» **PROBLEM DESCRIPTION**
Below are records to transcribe exactly, without their pictures.

» **Records excerpted from a collection**
##########
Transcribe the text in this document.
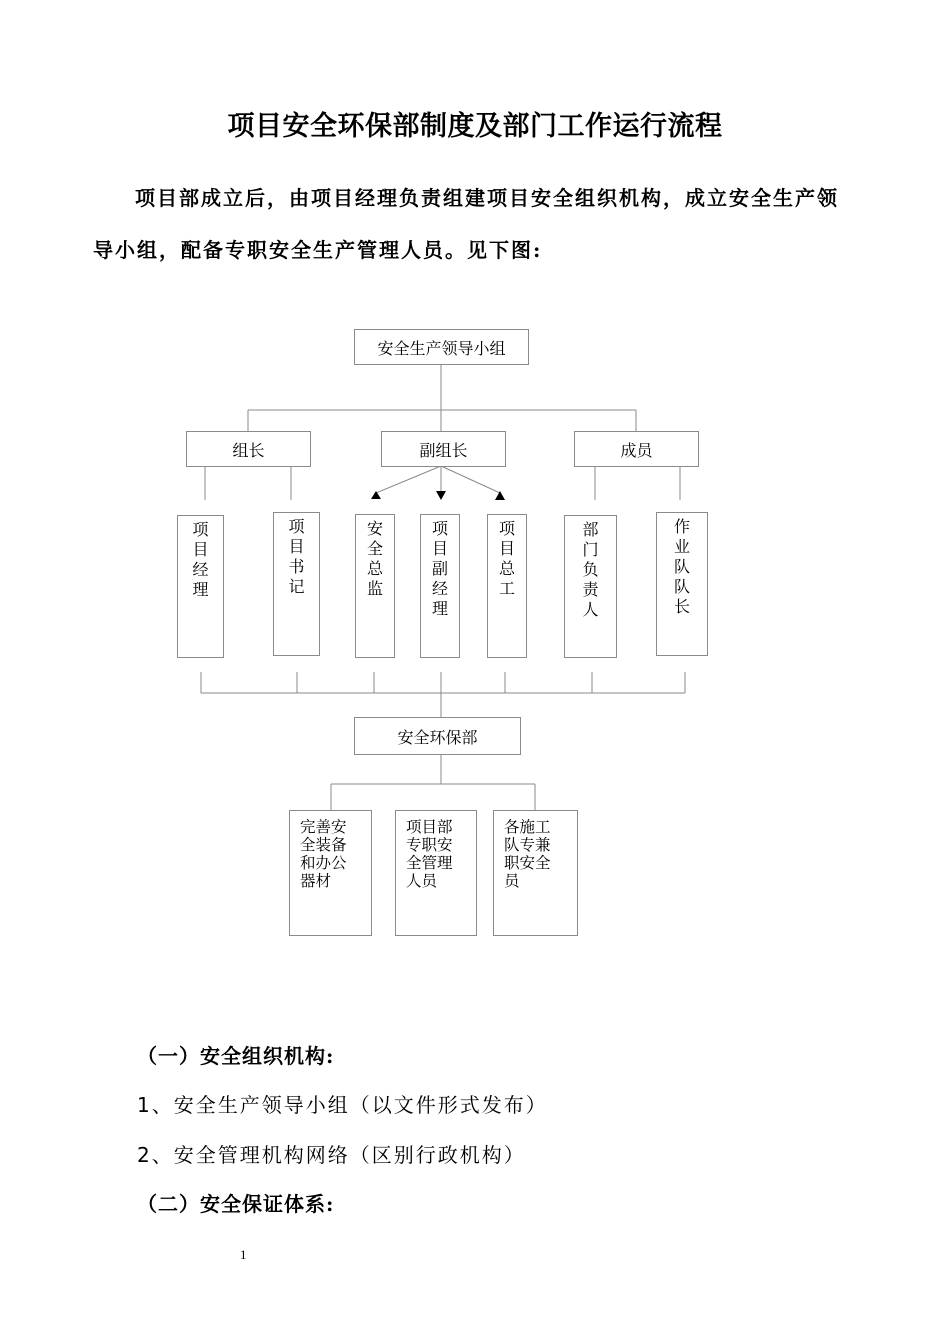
项目安全环保部制度及部门工作运行流程
项目部成立后，由项目经理负责组建项目安全组织机构，成立安全生产领
导小组，配备专职安全生产管理人员。见下图:
安全生产领导小组
组长	副组长	成员
项目经理
项目书记
安全总监
项目副经理
项目总工
部门负责人
作业队队长
安全环保部
完善安全装备和办公器材
项目部专职安全管理人员
各施工队专兼职安全员
（一）安全组织机构:
1、安全生产领导小组（以文件形式发布）
2、安全管理机构网络（区别行政机构）
（二）安全保证体系:
1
##########
» **THE ANSWER**
Transcribe the text in this document.
项目安全环保部制度及部门工作运行流程
项目部成立后，由项目经理负责组建项目安全组织机构，成立安全生产领
导小组，配备专职安全生产管理人员。见下图:
安全生产领导小组
组长	副组长	成员
项目经理
项目书记
安全总监
项目副经理
项目总工
部门负责人
作业队队长
安全环保部
完善安全装备和办公器材
项目部专职安全管理人员
各施工队专兼职安全员
（一）安全组织机构:
1、安全生产领导小组（以文件形式发布）
2、安全管理机构网络（区别行政机构）
（二）安全保证体系:
1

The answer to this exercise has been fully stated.